All of the entries must be reproduced exactly, with no images carried over.

- _RAW DATA_:
# # # # #
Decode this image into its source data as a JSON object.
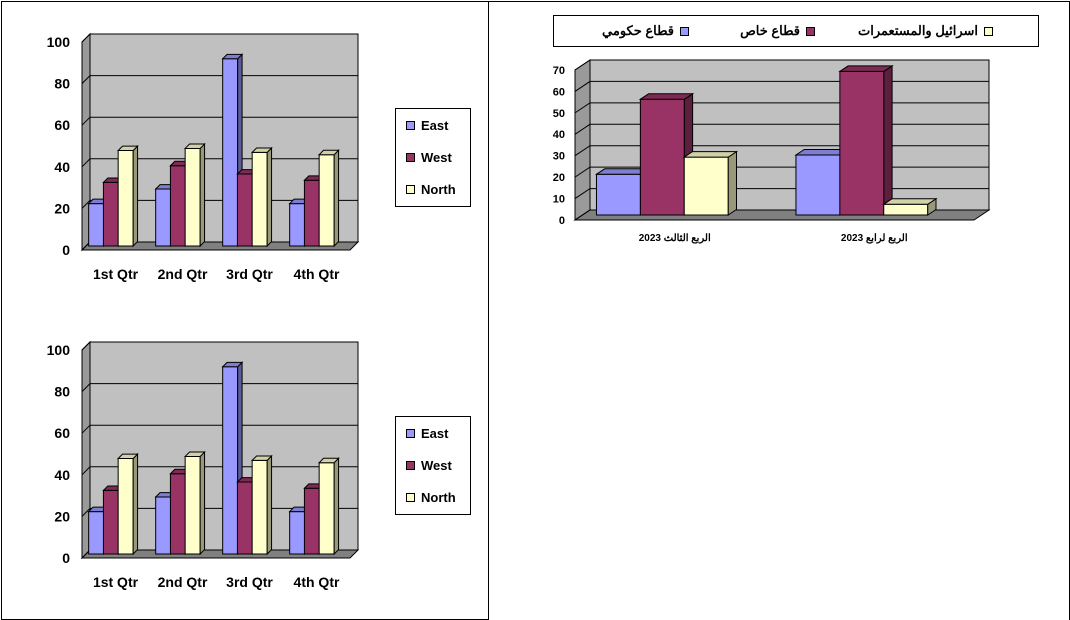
{
  "chart_data": [
    {
      "type": "bar",
      "categories": [
        "1st Qtr",
        "2nd Qtr",
        "3rd Qtr",
        "4th Qtr"
      ],
      "series": [
        {
          "name": "East",
          "values": [
            20.4,
            27.4,
            90,
            20.4
          ],
          "color": "#9999ff"
        },
        {
          "name": "West",
          "values": [
            30.6,
            38.6,
            34.6,
            31.6
          ],
          "color": "#993366"
        },
        {
          "name": "North",
          "values": [
            45.9,
            46.9,
            45,
            43.9
          ],
          "color": "#ffffcc"
        }
      ],
      "yticks": [
        "0",
        "20",
        "40",
        "60",
        "80",
        "100"
      ],
      "ylim": [
        0,
        100
      ],
      "grid": true,
      "legend_position": "right",
      "style": "3d-clustered-column"
    },
    {
      "type": "bar",
      "categories": [
        "1st Qtr",
        "2nd Qtr",
        "3rd Qtr",
        "4th Qtr"
      ],
      "series": [
        {
          "name": "East",
          "values": [
            20.4,
            27.4,
            90,
            20.4
          ],
          "color": "#9999ff"
        },
        {
          "name": "West",
          "values": [
            30.6,
            38.6,
            34.6,
            31.6
          ],
          "color": "#993366"
        },
        {
          "name": "North",
          "values": [
            45.9,
            46.9,
            45,
            43.9
          ],
          "color": "#ffffcc"
        }
      ],
      "yticks": [
        "0",
        "20",
        "40",
        "60",
        "80",
        "100"
      ],
      "ylim": [
        0,
        100
      ],
      "grid": true,
      "legend_position": "right",
      "style": "3d-clustered-column"
    },
    {
      "type": "bar",
      "categories": [
        "الربع الثالث 2023",
        "الربع لرابع 2023"
      ],
      "series": [
        {
          "name": "قطاع حكومي",
          "values": [
            19,
            28
          ],
          "color": "#9999ff"
        },
        {
          "name": "قطاع خاص",
          "values": [
            54,
            67
          ],
          "color": "#993366"
        },
        {
          "name": "اسرائيل والمستعمرات",
          "values": [
            27,
            5
          ],
          "color": "#ffffcc"
        }
      ],
      "yticks": [
        "0",
        "10",
        "20",
        "30",
        "40",
        "50",
        "60",
        "70"
      ],
      "ylim": [
        0,
        70
      ],
      "grid": true,
      "legend_position": "top",
      "style": "3d-clustered-column"
    }
  ]
}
# # # # #
- _RESULT BELOW_:
Decode this image into its source data as a JSON object.
{
  "chart_data": [
    {
      "type": "bar",
      "categories": [
        "1st Qtr",
        "2nd Qtr",
        "3rd Qtr",
        "4th Qtr"
      ],
      "series": [
        {
          "name": "East",
          "values": [
            20.4,
            27.4,
            90,
            20.4
          ],
          "color": "#9999ff"
        },
        {
          "name": "West",
          "values": [
            30.6,
            38.6,
            34.6,
            31.6
          ],
          "color": "#993366"
        },
        {
          "name": "North",
          "values": [
            45.9,
            46.9,
            45,
            43.9
          ],
          "color": "#ffffcc"
        }
      ],
      "yticks": [
        "0",
        "20",
        "40",
        "60",
        "80",
        "100"
      ],
      "ylim": [
        0,
        100
      ],
      "grid": true,
      "legend_position": "right",
      "style": "3d-clustered-column"
    },
    {
      "type": "bar",
      "categories": [
        "1st Qtr",
        "2nd Qtr",
        "3rd Qtr",
        "4th Qtr"
      ],
      "series": [
        {
          "name": "East",
          "values": [
            20.4,
            27.4,
            90,
            20.4
          ],
          "color": "#9999ff"
        },
        {
          "name": "West",
          "values": [
            30.6,
            38.6,
            34.6,
            31.6
          ],
          "color": "#993366"
        },
        {
          "name": "North",
          "values": [
            45.9,
            46.9,
            45,
            43.9
          ],
          "color": "#ffffcc"
        }
      ],
      "yticks": [
        "0",
        "20",
        "40",
        "60",
        "80",
        "100"
      ],
      "ylim": [
        0,
        100
      ],
      "grid": true,
      "legend_position": "right",
      "style": "3d-clustered-column"
    },
    {
      "type": "bar",
      "categories": [
        "الربع الثالث 2023",
        "الربع لرابع 2023"
      ],
      "series": [
        {
          "name": "قطاع حكومي",
          "values": [
            19,
            28
          ],
          "color": "#9999ff"
        },
        {
          "name": "قطاع خاص",
          "values": [
            54,
            67
          ],
          "color": "#993366"
        },
        {
          "name": "اسرائيل والمستعمرات",
          "values": [
            27,
            5
          ],
          "color": "#ffffcc"
        }
      ],
      "yticks": [
        "0",
        "10",
        "20",
        "30",
        "40",
        "50",
        "60",
        "70"
      ],
      "ylim": [
        0,
        70
      ],
      "grid": true,
      "legend_position": "top",
      "style": "3d-clustered-column"
    }
  ]
}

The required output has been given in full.